Would you quote the material below in full and unchanged?

Record extracts –
------------------------------------------------------------

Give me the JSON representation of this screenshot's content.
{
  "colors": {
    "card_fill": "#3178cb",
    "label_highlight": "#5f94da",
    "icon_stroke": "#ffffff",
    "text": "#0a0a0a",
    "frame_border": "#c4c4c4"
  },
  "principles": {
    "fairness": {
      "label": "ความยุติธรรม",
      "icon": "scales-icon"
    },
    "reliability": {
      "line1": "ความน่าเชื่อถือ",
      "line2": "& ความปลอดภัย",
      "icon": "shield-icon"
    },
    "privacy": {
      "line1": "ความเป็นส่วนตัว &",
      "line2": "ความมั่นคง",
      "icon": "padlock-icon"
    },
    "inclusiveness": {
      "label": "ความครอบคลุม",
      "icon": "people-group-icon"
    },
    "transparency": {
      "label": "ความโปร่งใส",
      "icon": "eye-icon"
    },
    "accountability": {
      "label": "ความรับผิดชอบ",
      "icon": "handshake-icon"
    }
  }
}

------------------------------------------------------------

The answer –
Give me the JSON representation of this screenshot's content.
{
  "colors": {
    "card_fill": "#3178cb",
    "label_highlight": "#5f94da",
    "icon_stroke": "#ffffff",
    "text": "#0a0a0a",
    "frame_border": "#c4c4c4"
  },
  "principles": {
    "fairness": {
      "label": "ความยุติธรรม",
      "icon": "scales-icon"
    },
    "reliability": {
      "line1": "ความน่าเชื่อถือ",
      "line2": "& ความปลอดภัย",
      "icon": "shield-icon"
    },
    "privacy": {
      "line1": "ความเป็นส่วนตัว &",
      "line2": "ความมั่นคง",
      "icon": "padlock-icon"
    },
    "inclusiveness": {
      "label": "ความครอบคลุม",
      "icon": "people-group-icon"
    },
    "transparency": {
      "label": "ความโปร่งใส",
      "icon": "eye-icon"
    },
    "accountability": {
      "label": "ความรับผิดชอบ",
      "icon": "handshake-icon"
    }
  }
}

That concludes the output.